Raw records:
* begin *

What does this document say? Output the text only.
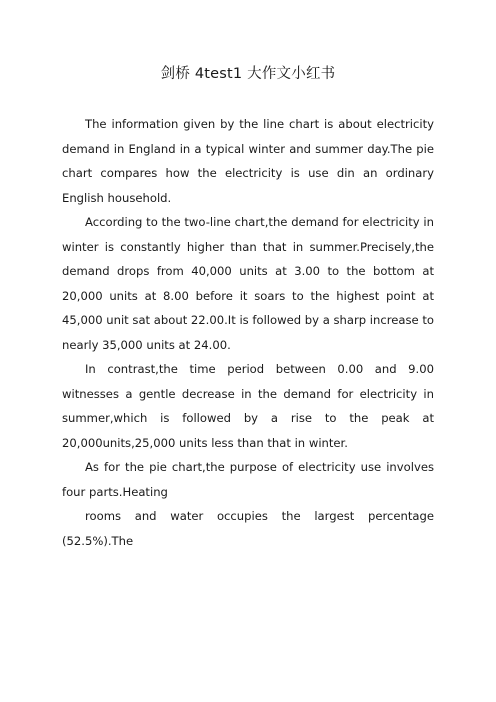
剑桥 4test1 大作文小红书

The information given by the line chart is about electricity demand in England in a typical winter and summer day.The pie chart compares how the electricity is use din an ordinary English household.

According to the two-line chart,the demand for electricity in winter is constantly higher than that in summer.Precisely,the demand drops from 40,000 units at 3.00 to the bottom at 20,000 units at 8.00 before it soars to the highest point at 45,000 unit sat about 22.00.It is followed by a sharp increase to nearly 35,000 units at 24.00.

In contrast,the time period between 0.00 and 9.00 witnesses a gentle decrease in the demand for electricity in summer,which is followed by a rise to the peak at 20,000units,25,000 units less than that in winter.

As for the pie chart,the purpose of electricity use involves four parts.Heating

rooms and water occupies the largest percentage (52.5%).The
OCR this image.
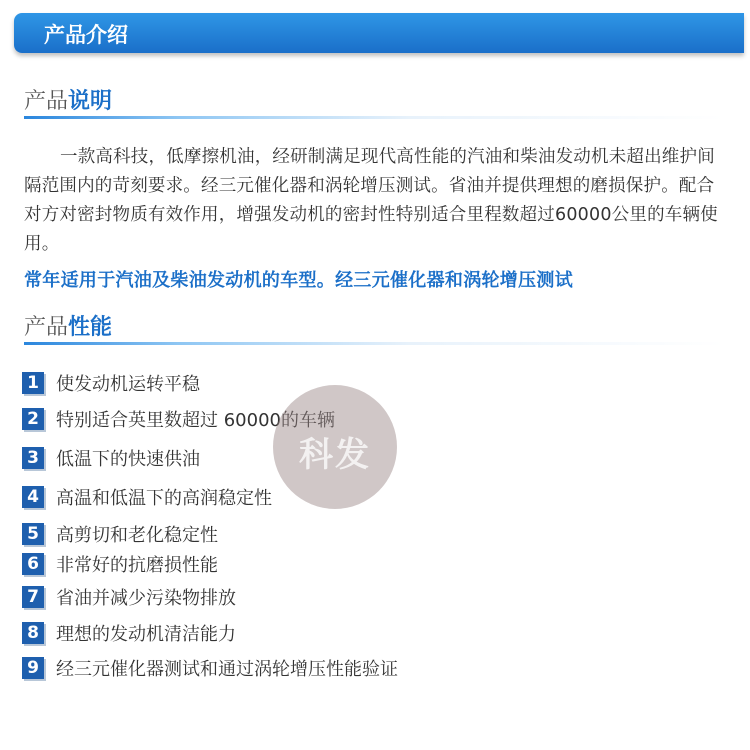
产品介绍
产品说明
一款高科技，低摩擦机油，经研制满足现代高性能的汽油和柴油发动机未超出维护间隔范围内的苛刻要求。经三元催化器和涡轮增压测试。省油并提供理想的磨损保护。配合对方对密封物质有效作用，增强发动机的密封性特别适合里程数超过60000公里的车辆使用。
常年适用于汽油及柴油发动机的车型。经三元催化器和涡轮增压测试
产品性能
1 使发动机运转平稳
2 特别适合英里数超过 60000的车辆
3 低温下的快速供油
4 高温和低温下的高润稳定性
5 高剪切和老化稳定性
6 非常好的抗磨损性能
7 省油并减少污染物排放
8 理想的发动机清洁能力
9 经三元催化器测试和通过涡轮增压性能验证
科发
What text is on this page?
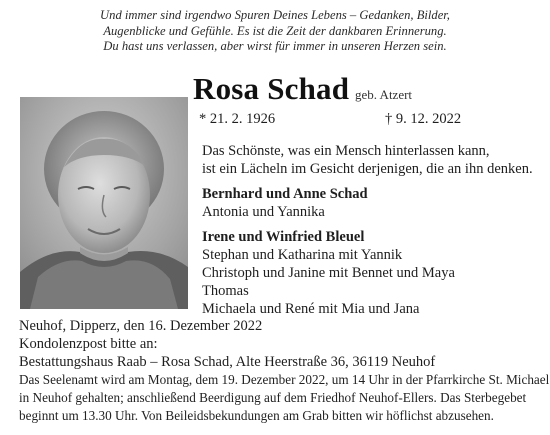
Und immer sind irgendwo Spuren Deines Lebens – Gedanken, Bilder,
Augenblicke und Gefühle. Es ist die Zeit der dankbaren Erinnerung.
Du hast uns verlassen, aber wirst für immer in unseren Herzen sein.
Rosa Schad geb. Atzert
* 21. 2. 1926	† 9. 12. 2022
Das Schönste, was ein Mensch hinterlassen kann,
ist ein Lächeln im Gesicht derjenigen, die an ihn denken.
Bernhard und Anne Schad
Antonia und Yannika
Irene und Winfried Bleuel
Stephan und Katharina mit Yannik
Christoph und Janine mit Bennet und Maya
Thomas
Michaela und René mit Mia und Jana
Neuhof, Dipperz, den 16. Dezember 2022
Kondolenzpost bitte an:
Bestattungshaus Raab – Rosa Schad, Alte Heerstraße 36, 36119 Neuhof
Das Seelenamt wird am Montag, dem 19. Dezember 2022, um 14 Uhr in der Pfarrkirche St. Michael
in Neuhof gehalten; anschließend Beerdigung auf dem Friedhof Neuhof-Ellers. Das Sterbegebet
beginnt um 13.30 Uhr. Von Beileidsbekundungen am Grab bitten wir höflichst abzusehen.
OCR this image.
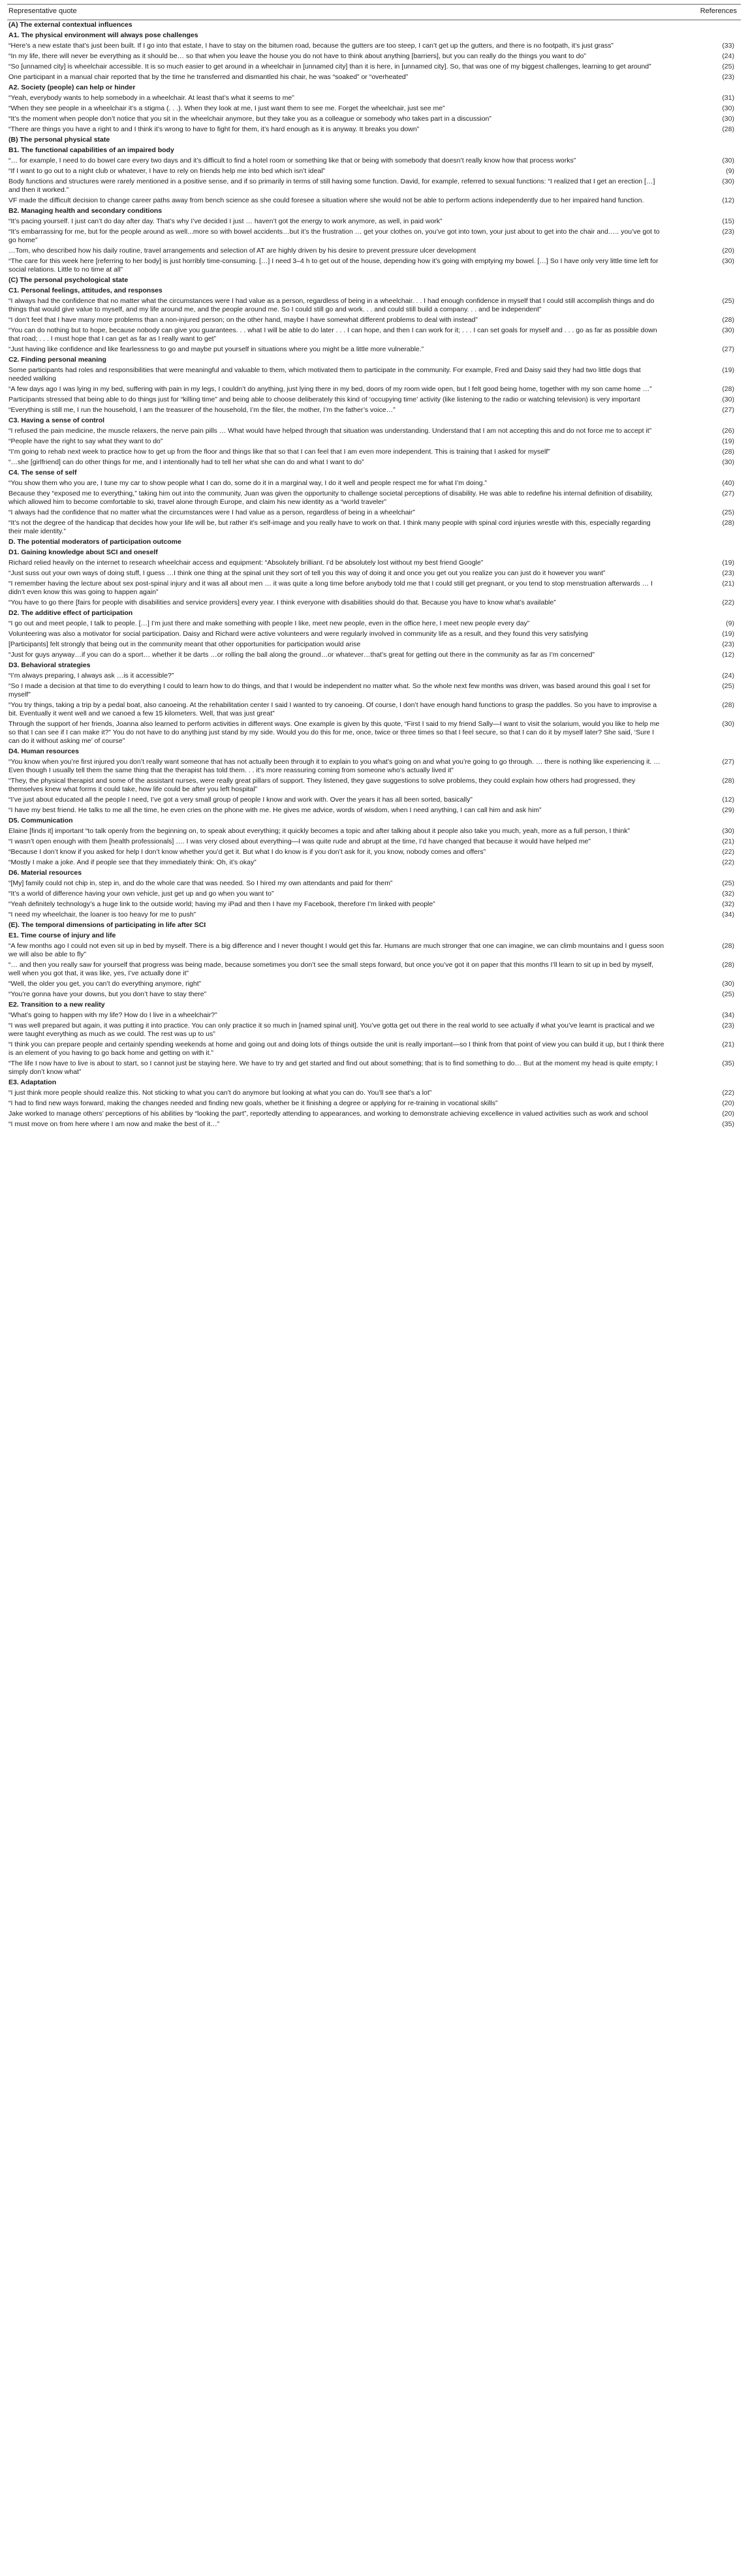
Representative quote	References
(A) The external contextual influences	
A1. The physical environment will always pose challenges	
“Here’s a new estate that’s just been built. If I go into that estate, I have to stay on the bitumen road, because the gutters are too steep, I can’t get up the gutters, and there is no footpath, it’s just grass”	(33)
“In my life, there will never be everything as it should be… so that when you leave the house you do not have to think about anything [barriers], but you can really do the things you want to do”	(24)
“So [unnamed city] is wheelchair accessible. It is so much easier to get around in a wheelchair in [unnamed city] than it is here, in [unnamed city]. So, that was one of my biggest challenges, learning to get around”	(25)
One participant in a manual chair reported that by the time he transferred and dismantled his chair, he was “soaked” or “overheated”	(23)
A2. Society (people) can help or hinder	
“Yeah, everybody wants to help somebody in a wheelchair. At least that’s what it seems to me”	(31)
“When they see people in a wheelchair it’s a stigma (. . .). When they look at me, I just want them to see me. Forget the wheelchair, just see me”	(30)
“It’s the moment when people don’t notice that you sit in the wheelchair anymore, but they take you as a colleague or somebody who takes part in a discussion”	(30)
“There are things you have a right to and I think it’s wrong to have to fight for them, it’s hard enough as it is anyway. It breaks you down”	(28)
(B) The personal physical state	
B1. The functional capabilities of an impaired body	
“… for example, I need to do bowel care every two days and it’s difficult to find a hotel room or something like that or being with somebody that doesn’t really know how that process works”	(30)
“If I want to go out to a night club or whatever, I have to rely on friends help me into bed which isn’t ideal”	(9)
Body functions and structures were rarely mentioned in a positive sense, and if so primarily in terms of still having some function. David, for example, referred to sexual functions: “I realized that I get an erection […] and then it worked.”	(30)
VF made the difficult decision to change career paths away from bench science as she could foresee a situation where she would not be able to perform actions independently due to her impaired hand function.	(12)
B2. Managing health and secondary conditions	
“It’s pacing yourself. I just can’t do day after day. That’s why I’ve decided I just … haven’t got the energy to work anymore, as well, in paid work”	(15)
“It’s embarrassing for me, but for the people around as well...more so with bowel accidents…but it’s the frustration … get your clothes on, you’ve got into town, your just about to get into the chair and….. you’ve got to go home”	(23)
…Tom, who described how his daily routine, travel arrangements and selection of AT are highly driven by his desire to prevent pressure ulcer development	(20)
“The care for this week here [referring to her body] is just horribly time-consuming. […] I need 3–4 h to get out of the house, depending how it’s going with emptying my bowel. […] So I have only very little time left for social relations. Little to no time at all”	(30)
(C) The personal psychological state	
C1. Personal feelings, attitudes, and responses	
“I always had the confidence that no matter what the circumstances were I had value as a person, regardless of being in a wheelchair. . . I had enough confidence in myself that I could still accomplish things and do things that would give value to myself, and my life around me, and the people around me. So I could still go and work. . . and could still build a company. . . and be independent”	(25)
“I don’t feel that I have many more problems than a non-injured person; on the other hand, maybe I have somewhat different problems to deal with instead”	(28)
“You can do nothing but to hope, because nobody can give you guarantees. . . what I will be able to do later . . . I can hope, and then I can work for it; . . . I can set goals for myself and . . . go as far as possible down that road; . . . I must hope that I can get as far as I really want to get”	(30)
“Just having like confidence and like fearlessness to go and maybe put yourself in situations where you might be a little more vulnerable.”	(27)
C2. Finding personal meaning	
Some participants had roles and responsibilities that were meaningful and valuable to them, which motivated them to participate in the community. For example, Fred and Daisy said they had two little dogs that needed walking	(19)
“A few days ago I was lying in my bed, suffering with pain in my legs, I couldn’t do anything, just lying there in my bed, doors of my room wide open, but I felt good being home, together with my son came home …”	(28)
Participants stressed that being able to do things just for “killing time” and being able to choose deliberately this kind of ‘occupying time’ activity (like listening to the radio or watching television) is very important	(30)
“Everything is still me, I run the household, I am the treasurer of the household, I’m the filer, the mother, I’m the father’s voice…”	(27)
C3. Having a sense of control	
“I refused the pain medicine, the muscle relaxers, the nerve pain pills … What would have helped through that situation was understanding. Understand that I am not accepting this and do not force me to accept it”	(26)
“People have the right to say what they want to do”	(19)
“I’m going to rehab next week to practice how to get up from the floor and things like that so that I can feel that I am even more independent. This is training that I asked for myself”	(28)
“…she [girlfriend] can do other things for me, and I intentionally had to tell her what she can do and what I want to do”	(30)
C4. The sense of self	
“You show them who you are, I tune my car to show people what I can do, some do it in a marginal way, I do it well and people respect me for what I’m doing.”	(40)
Because they “exposed me to everything,” taking him out into the community, Juan was given the opportunity to challenge societal perceptions of disability. He was able to redefine his internal definition of disability, which allowed him to become comfortable to ski, travel alone through Europe, and claim his new identity as a “world traveler”	(27)
“I always had the confidence that no matter what the circumstances were I had value as a person, regardless of being in a wheelchair”	(25)
“It’s not the degree of the handicap that decides how your life will be, but rather it’s self-image and you really have to work on that. I think many people with spinal cord injuries wrestle with this, especially regarding their male identity.”	(28)
D. The potential moderators of participation outcome	
D1. Gaining knowledge about SCI and oneself	
Richard relied heavily on the internet to research wheelchair access and equipment: “Absolutely brilliant. I’d be absolutely lost without my best friend Google”	(19)
“Just suss out your own ways of doing stuff, I guess …I think one thing at the spinal unit they sort of tell you this way of doing it and once you get out you realize you can just do it however you want”	(23)
“I remember having the lecture about sex post-spinal injury and it was all about men … it was quite a long time before anybody told me that I could still get pregnant, or you tend to stop menstruation afterwards … I didn’t even know this was going to happen again”	(21)
“You have to go there [fairs for people with disabilities and service providers] every year. I think everyone with disabilities should do that. Because you have to know what’s available”	(22)
D2. The additive effect of participation	
“I go out and meet people, I talk to people. […] I’m just there and make something with people I like, meet new people, even in the office here, I meet new people every day”	(9)
Volunteering was also a motivator for social participation. Daisy and Richard were active volunteers and were regularly involved in community life as a result, and they found this very satisfying	(19)
[Participants] felt strongly that being out in the community meant that other opportunities for participation would arise	(23)
“Just for guys anyway…if you can do a sport… whether it be darts …or rolling the ball along the ground…or whatever…that’s great for getting out there in the community as far as I’m concerned”	(12)
D3. Behavioral strategies	
“I’m always preparing, I always ask …is it accessible?”	(24)
“So I made a decision at that time to do everything I could to learn how to do things, and that I would be independent no matter what. So the whole next few months was driven, was based around this goal I set for myself”	(25)
“You try things, taking a trip by a pedal boat, also canoeing. At the rehabilitation center I said I wanted to try canoeing. Of course, I don’t have enough hand functions to grasp the paddles. So you have to improvise a bit. Eventually it went well and we canoed a few 15 kilometers. Well, that was just great”	(28)
Through the support of her friends, Joanna also learned to perform activities in different ways. One example is given by this quote, “First I said to my friend Sally—I want to visit the solarium, would you like to help me so that I can see if I can make it?” You do not have to do anything just stand by my side. Would you do this for me, once, twice or three times so that I feel secure, so that I can do it by myself later? She said, ‘Sure I can do it without asking me’ of course”	(30)
D4. Human resources	
“You know when you’re first injured you don’t really want someone that has not actually been through it to explain to you what’s going on and what you’re going to go through. … there is nothing like experiencing it. … Even though I usually tell them the same thing that the therapist has told them. . . it’s more reassuring coming from someone who’s actually lived it”	(27)
“They, the physical therapist and some of the assistant nurses, were really great pillars of support. They listened, they gave suggestions to solve problems, they could explain how others had progressed, they themselves knew what forms it could take, how life could be after you left hospital”	(28)
“I’ve just about educated all the people I need, I’ve got a very small group of people I know and work with. Over the years it has all been sorted, basically”	(12)
“I have my best friend. He talks to me all the time, he even cries on the phone with me. He gives me advice, words of wisdom, when I need anything, I can call him and ask him”	(29)
D5. Communication	
Elaine [finds it] important “to talk openly from the beginning on, to speak about everything; it quickly becomes a topic and after talking about it people also take you much, yeah, more as a full person, I think”	(30)
“I wasn’t open enough with them [health professionals] …. I was very closed about everything—I was quite rude and abrupt at the time, I’d have changed that because it would have helped me”	(21)
“Because I don’t know if you asked for help I don’t know whether you’d get it. But what I do know is if you don’t ask for it, you know, nobody comes and offers”	(22)
“Mostly I make a joke. And if people see that they immediately think: Oh, it’s okay”	(22)
D6. Material resources	
“[My] family could not chip in, step in, and do the whole care that was needed. So I hired my own attendants and paid for them”	(25)
“It’s a world of difference having your own vehicle, just get up and go when you want to”	(32)
“Yeah definitely technology’s a huge link to the outside world; having my iPad and then I have my Facebook, therefore I’m linked with people”	(32)
“I need my wheelchair, the loaner is too heavy for me to push”	(34)
(E). The temporal dimensions of participating in life after SCI	
E1. Time course of injury and life	
“A few months ago I could not even sit up in bed by myself. There is a big difference and I never thought I would get this far. Humans are much stronger that one can imagine, we can climb mountains and I guess soon we will also be able to fly”	(28)
“… and then you really saw for yourself that progress was being made, because sometimes you don’t see the small steps forward, but once you’ve got it on paper that this months I’ll learn to sit up in bed by myself, well when you got that, it was like, yes, I’ve actually done it”	(28)
“Well, the older you get, you can’t do everything anymore, right”	(30)
“You’re gonna have your downs, but you don’t have to stay there”	(25)
E2. Transition to a new reality	
“What’s going to happen with my life? How do I live in a wheelchair?”	(34)
“I was well prepared but again, it was putting it into practice. You can only practice it so much in [named spinal unit]. You’ve gotta get out there in the real world to see actually if what you’ve learnt is practical and we were taught everything as much as we could. The rest was up to us”	(23)
“I think you can prepare people and certainly spending weekends at home and going out and doing lots of things outside the unit is really important—so I think from that point of view you can build it up, but I think there is an element of you having to go back home and getting on with it.”	(21)
“The life I now have to live is about to start, so I cannot just be staying here. We have to try and get started and find out about something; that is to find something to do… But at the moment my head is quite empty; I simply don’t know what”	(35)
E3. Adaptation	
“I just think more people should realize this. Not sticking to what you can’t do anymore but looking at what you can do. You’ll see that’s a lot”	(22)
“I had to find new ways forward, making the changes needed and finding new goals, whether be it finishing a degree or applying for re-training in vocational skills”	(20)
Jake worked to manage others’ perceptions of his abilities by “looking the part”, reportedly attending to appearances, and working to demonstrate achieving excellence in valued activities such as work and school	(20)
“I must move on from here where I am now and make the best of it…”	(35)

* end *

Exercise: Search the material above for "physical". Pull out each line where it shows up.

Task result:
A1. The physical environment will always pose challenges	
(B) The personal physical state	
“They, the physical therapist and some of the assistant nurses, were really great pillars of support. They listened, they gave suggestions to solve problems, they could explain how others had progressed, they themselves knew what forms it could take, how life could be after you left hospital”	(28)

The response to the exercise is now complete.